-- START OF SUPPLIED DATA --

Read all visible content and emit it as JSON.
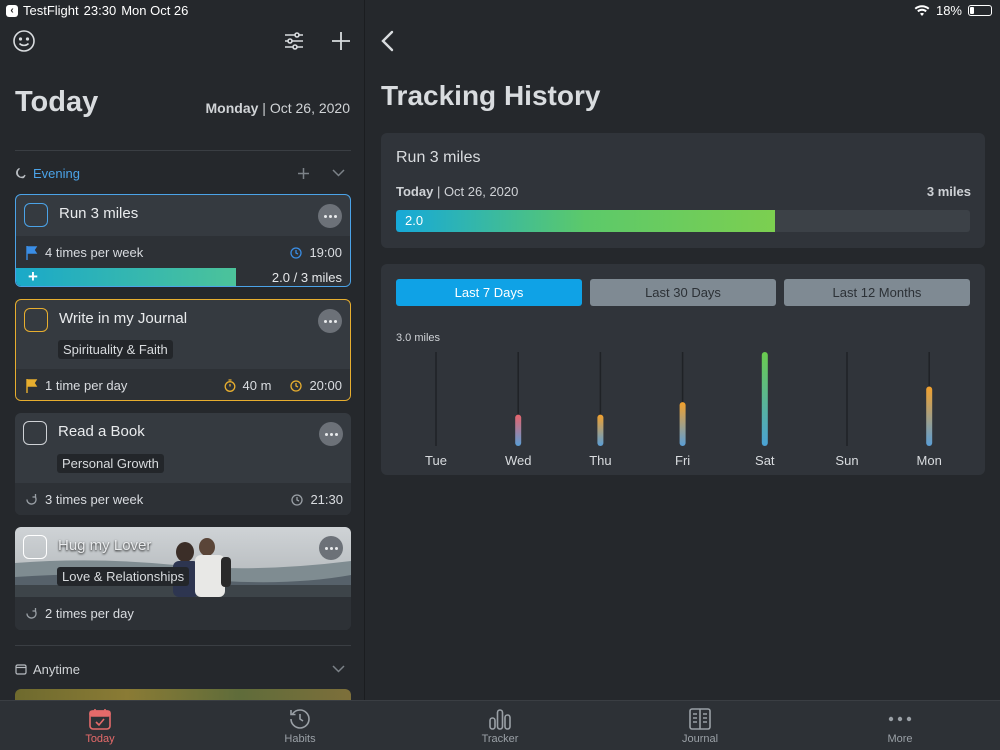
{
  "status_bar": {
    "app": "TestFlight",
    "time": "23:30",
    "date": "Mon Oct 26",
    "battery": "18%"
  },
  "today": {
    "title": "Today",
    "weekday": "Monday",
    "date": "Oct 26, 2020"
  },
  "sections": {
    "evening": {
      "label": "Evening"
    },
    "anytime": {
      "label": "Anytime"
    }
  },
  "habits": [
    {
      "title": "Run 3 miles",
      "frequency": "4 times per week",
      "time": "19:00",
      "progress_label": "2.0 / 3 miles",
      "progress": 0.66
    },
    {
      "title": "Write in my Journal",
      "tag": "Spirituality & Faith",
      "frequency": "1 time per day",
      "duration": "40 m",
      "time": "20:00"
    },
    {
      "title": "Read a Book",
      "tag": "Personal Growth",
      "frequency": "3 times per week",
      "time": "21:30"
    },
    {
      "title": "Hug my Lover",
      "tag": "Love & Relationships",
      "frequency": "2 times per day"
    }
  ],
  "history": {
    "title": "Tracking History",
    "habit_title": "Run 3 miles",
    "date_prefix": "Today",
    "date": "Oct 26, 2020",
    "goal": "3 miles",
    "value_label": "2.0",
    "progress": 0.66,
    "ranges": [
      "Last 7 Days",
      "Last 30 Days",
      "Last 12 Months"
    ],
    "active_range": 0
  },
  "chart_data": {
    "type": "bar",
    "ylabel": "3.0 miles",
    "ylim": [
      0,
      3.0
    ],
    "categories": [
      "Tue",
      "Wed",
      "Thu",
      "Fri",
      "Sat",
      "Sun",
      "Mon"
    ],
    "values": [
      0,
      1.0,
      1.0,
      1.4,
      3.0,
      0,
      1.9
    ]
  },
  "tabs": [
    {
      "label": "Today"
    },
    {
      "label": "Habits"
    },
    {
      "label": "Tracker"
    },
    {
      "label": "Journal"
    },
    {
      "label": "More"
    }
  ],
  "colors": {
    "accent": "#0fa2e6",
    "active_tab": "#e56a6a",
    "selected_blue": "#4ba3e8",
    "selected_yellow": "#e7ae2f"
  }
}
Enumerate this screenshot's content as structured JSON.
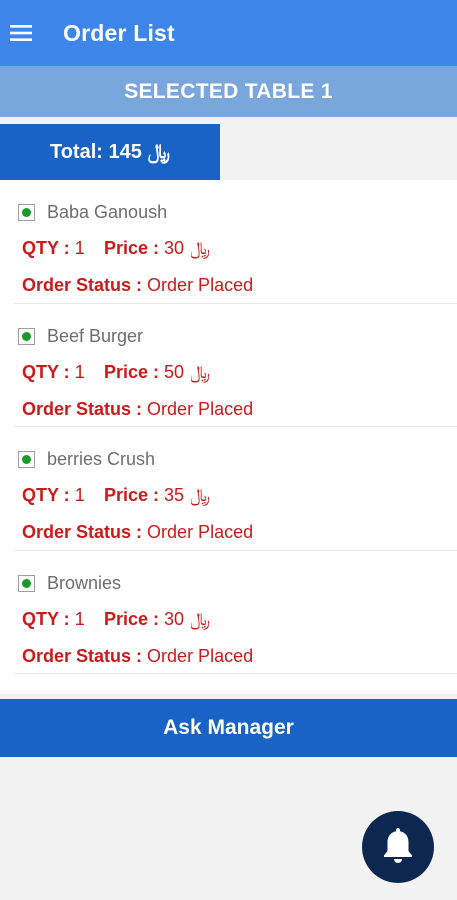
{
  "header": {
    "title": "Order List",
    "menu_icon": "hamburger-menu-icon"
  },
  "banner": {
    "text": "SELECTED TABLE 1"
  },
  "total": {
    "label": "Total: 145",
    "currency": "﷼"
  },
  "orders": [
    {
      "name": "Baba Ganoush",
      "qty_label": "QTY :",
      "qty": "1",
      "price_label": "Price :",
      "price": "30",
      "currency": "﷼",
      "status_label": "Order Status :",
      "status": "Order Placed"
    },
    {
      "name": "Beef Burger",
      "qty_label": "QTY :",
      "qty": "1",
      "price_label": "Price :",
      "price": "50",
      "currency": "﷼",
      "status_label": "Order Status :",
      "status": "Order Placed"
    },
    {
      "name": "berries Crush",
      "qty_label": "QTY :",
      "qty": "1",
      "price_label": "Price :",
      "price": "35",
      "currency": "﷼",
      "status_label": "Order Status :",
      "status": "Order Placed"
    },
    {
      "name": "Brownies",
      "qty_label": "QTY :",
      "qty": "1",
      "price_label": "Price :",
      "price": "30",
      "currency": "﷼",
      "status_label": "Order Status :",
      "status": "Order Placed"
    }
  ],
  "actions": {
    "ask_manager": "Ask Manager",
    "bell_icon": "bell-icon"
  },
  "colors": {
    "app_bar": "#3d85e8",
    "banner": "#78a6dd",
    "primary_dark": "#1a63c6",
    "accent_red": "#cc1a1a",
    "veg_green": "#1b9a2b",
    "fab": "#0c2851"
  }
}
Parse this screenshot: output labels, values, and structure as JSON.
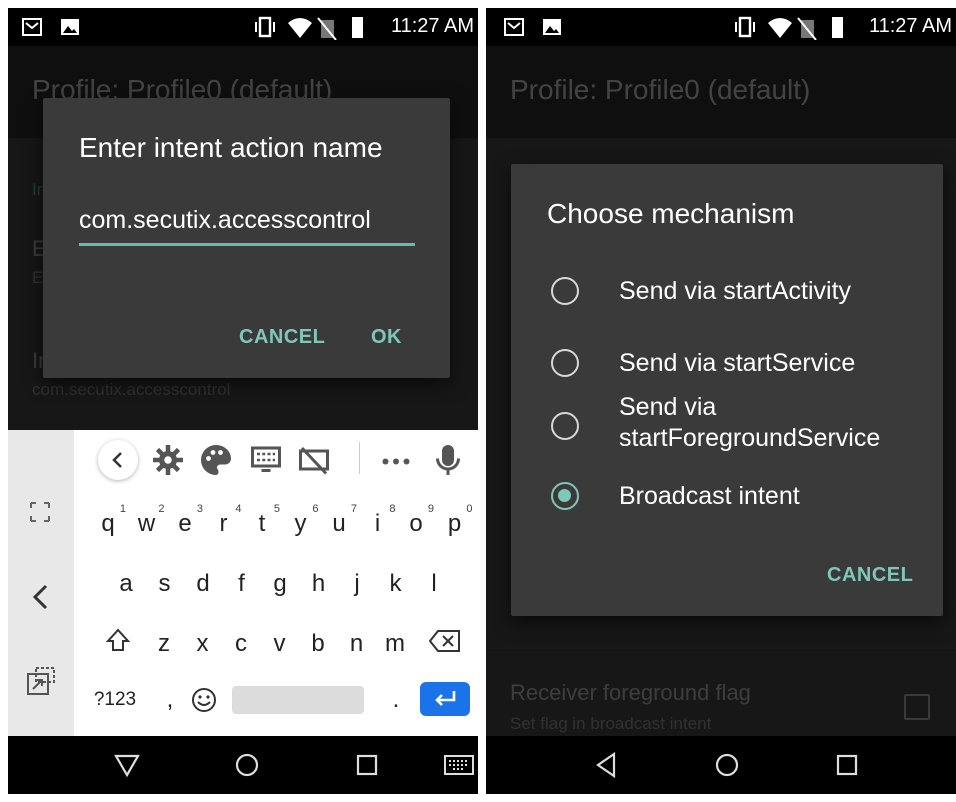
{
  "status_bar": {
    "time": "11:27 AM",
    "notification_icons": [
      "gmail-icon",
      "image-icon"
    ],
    "system_icons": [
      "vibrate-icon",
      "wifi-icon",
      "no-sim-icon",
      "battery-icon"
    ]
  },
  "left": {
    "app_title": "Profile: Profile0 (default)",
    "background_rows": {
      "row1_initial": "In",
      "row2_initial": "E",
      "row2_sub_initial": "E",
      "row3_initial": "In",
      "row3_summary": "com.secutix.accesscontrol"
    },
    "dialog": {
      "title": "Enter intent action name",
      "input_value": "com.secutix.accesscontrol",
      "cancel_label": "CANCEL",
      "ok_label": "OK"
    },
    "keyboard": {
      "toolbar": [
        "back-icon",
        "gear-icon",
        "palette-icon",
        "keyboard-layout-icon",
        "hide-suggestions-icon",
        "more-icon",
        "mic-icon"
      ],
      "row1": [
        {
          "key": "q",
          "hint": "1"
        },
        {
          "key": "w",
          "hint": "2"
        },
        {
          "key": "e",
          "hint": "3"
        },
        {
          "key": "r",
          "hint": "4"
        },
        {
          "key": "t",
          "hint": "5"
        },
        {
          "key": "y",
          "hint": "6"
        },
        {
          "key": "u",
          "hint": "7"
        },
        {
          "key": "i",
          "hint": "8"
        },
        {
          "key": "o",
          "hint": "9"
        },
        {
          "key": "p",
          "hint": "0"
        }
      ],
      "row2": [
        "a",
        "s",
        "d",
        "f",
        "g",
        "h",
        "j",
        "k",
        "l"
      ],
      "row3": [
        "z",
        "x",
        "c",
        "v",
        "b",
        "n",
        "m"
      ],
      "symbols_label": "?123",
      "comma_label": ",",
      "period_label": "."
    }
  },
  "right": {
    "app_title": "Profile: Profile0 (default)",
    "dialog": {
      "title": "Choose mechanism",
      "options": [
        {
          "label": "Send via startActivity",
          "selected": false
        },
        {
          "label": "Send via startService",
          "selected": false
        },
        {
          "label": "Send via startForegroundService",
          "selected": false
        },
        {
          "label": "Broadcast intent",
          "selected": true
        }
      ],
      "cancel_label": "CANCEL"
    },
    "background_rows": {
      "mechanism_summary": "Broadcast intent",
      "foreground_title": "Receiver foreground flag",
      "foreground_summary": "Set flag in broadcast intent",
      "foreground_checked": false
    }
  },
  "colors": {
    "accent": "#7fc7b7",
    "dialog_bg": "#3a3a3a",
    "status_bar": "#000000",
    "enter_key": "#1a73e8"
  }
}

-- END OF SUPPLIED DATA --

THE REQUEST:
Reproduce all entries exactly. Pictures do not belong in the copy.

RESULT FOR THIS TASK:
Read all visible content and emit it as JSON.
{
  "status_bar": {
    "app": "TestFlight",
    "time": "23:30",
    "date": "Mon Oct 26",
    "battery": "18%"
  },
  "today": {
    "title": "Today",
    "weekday": "Monday",
    "date": "Oct 26, 2020"
  },
  "sections": {
    "evening": {
      "label": "Evening"
    },
    "anytime": {
      "label": "Anytime"
    }
  },
  "habits": [
    {
      "title": "Run 3 miles",
      "frequency": "4 times per week",
      "time": "19:00",
      "progress_label": "2.0 / 3 miles",
      "progress": 0.66
    },
    {
      "title": "Write in my Journal",
      "tag": "Spirituality & Faith",
      "frequency": "1 time per day",
      "duration": "40 m",
      "time": "20:00"
    },
    {
      "title": "Read a Book",
      "tag": "Personal Growth",
      "frequency": "3 times per week",
      "time": "21:30"
    },
    {
      "title": "Hug my Lover",
      "tag": "Love & Relationships",
      "frequency": "2 times per day"
    }
  ],
  "history": {
    "title": "Tracking History",
    "habit_title": "Run 3 miles",
    "date_prefix": "Today",
    "date": "Oct 26, 2020",
    "goal": "3 miles",
    "value_label": "2.0",
    "progress": 0.66,
    "ranges": [
      "Last 7 Days",
      "Last 30 Days",
      "Last 12 Months"
    ],
    "active_range": 0
  },
  "chart_data": {
    "type": "bar",
    "ylabel": "3.0 miles",
    "ylim": [
      0,
      3.0
    ],
    "categories": [
      "Tue",
      "Wed",
      "Thu",
      "Fri",
      "Sat",
      "Sun",
      "Mon"
    ],
    "values": [
      0,
      1.0,
      1.0,
      1.4,
      3.0,
      0,
      1.9
    ]
  },
  "tabs": [
    {
      "label": "Today"
    },
    {
      "label": "Habits"
    },
    {
      "label": "Tracker"
    },
    {
      "label": "Journal"
    },
    {
      "label": "More"
    }
  ],
  "colors": {
    "accent": "#0fa2e6",
    "active_tab": "#e56a6a",
    "selected_blue": "#4ba3e8",
    "selected_yellow": "#e7ae2f"
  }
}
Enumerate this screenshot's content as structured JSON.
{
  "header": {
    "title": "Order List",
    "menu_icon": "hamburger-menu-icon"
  },
  "banner": {
    "text": "SELECTED TABLE 1"
  },
  "total": {
    "label": "Total: 145",
    "currency": "﷼"
  },
  "orders": [
    {
      "name": "Baba Ganoush",
      "qty_label": "QTY :",
      "qty": "1",
      "price_label": "Price :",
      "price": "30",
      "currency": "﷼",
      "status_label": "Order Status :",
      "status": "Order Placed"
    },
    {
      "name": "Beef Burger",
      "qty_label": "QTY :",
      "qty": "1",
      "price_label": "Price :",
      "price": "50",
      "currency": "﷼",
      "status_label": "Order Status :",
      "status": "Order Placed"
    },
    {
      "name": "berries Crush",
      "qty_label": "QTY :",
      "qty": "1",
      "price_label": "Price :",
      "price": "35",
      "currency": "﷼",
      "status_label": "Order Status :",
      "status": "Order Placed"
    },
    {
      "name": "Brownies",
      "qty_label": "QTY :",
      "qty": "1",
      "price_label": "Price :",
      "price": "30",
      "currency": "﷼",
      "status_label": "Order Status :",
      "status": "Order Placed"
    }
  ],
  "actions": {
    "ask_manager": "Ask Manager",
    "bell_icon": "bell-icon"
  },
  "colors": {
    "app_bar": "#3d85e8",
    "banner": "#78a6dd",
    "primary_dark": "#1a63c6",
    "accent_red": "#cc1a1a",
    "veg_green": "#1b9a2b",
    "fab": "#0c2851"
  }
}
Parse this screenshot: output labels, values, and structure as JSON.
{
  "status_bar": {
    "time": "11:27 AM",
    "notification_icons": [
      "gmail-icon",
      "image-icon"
    ],
    "system_icons": [
      "vibrate-icon",
      "wifi-icon",
      "no-sim-icon",
      "battery-icon"
    ]
  },
  "left": {
    "app_title": "Profile: Profile0 (default)",
    "background_rows": {
      "row1_initial": "In",
      "row2_initial": "E",
      "row2_sub_initial": "E",
      "row3_initial": "In",
      "row3_summary": "com.secutix.accesscontrol"
    },
    "dialog": {
      "title": "Enter intent action name",
      "input_value": "com.secutix.accesscontrol",
      "cancel_label": "CANCEL",
      "ok_label": "OK"
    },
    "keyboard": {
      "toolbar": [
        "back-icon",
        "gear-icon",
        "palette-icon",
        "keyboard-layout-icon",
        "hide-suggestions-icon",
        "more-icon",
        "mic-icon"
      ],
      "row1": [
        {
          "key": "q",
          "hint": "1"
        },
        {
          "key": "w",
          "hint": "2"
        },
        {
          "key": "e",
          "hint": "3"
        },
        {
          "key": "r",
          "hint": "4"
        },
        {
          "key": "t",
          "hint": "5"
        },
        {
          "key": "y",
          "hint": "6"
        },
        {
          "key": "u",
          "hint": "7"
        },
        {
          "key": "i",
          "hint": "8"
        },
        {
          "key": "o",
          "hint": "9"
        },
        {
          "key": "p",
          "hint": "0"
        }
      ],
      "row2": [
        "a",
        "s",
        "d",
        "f",
        "g",
        "h",
        "j",
        "k",
        "l"
      ],
      "row3": [
        "z",
        "x",
        "c",
        "v",
        "b",
        "n",
        "m"
      ],
      "symbols_label": "?123",
      "comma_label": ",",
      "period_label": "."
    }
  },
  "right": {
    "app_title": "Profile: Profile0 (default)",
    "dialog": {
      "title": "Choose mechanism",
      "options": [
        {
          "label": "Send via startActivity",
          "selected": false
        },
        {
          "label": "Send via startService",
          "selected": false
        },
        {
          "label": "Send via startForegroundService",
          "selected": false
        },
        {
          "label": "Broadcast intent",
          "selected": true
        }
      ],
      "cancel_label": "CANCEL"
    },
    "background_rows": {
      "mechanism_summary": "Broadcast intent",
      "foreground_title": "Receiver foreground flag",
      "foreground_summary": "Set flag in broadcast intent",
      "foreground_checked": false
    }
  },
  "colors": {
    "accent": "#7fc7b7",
    "dialog_bg": "#3a3a3a",
    "status_bar": "#000000",
    "enter_key": "#1a73e8"
  }
}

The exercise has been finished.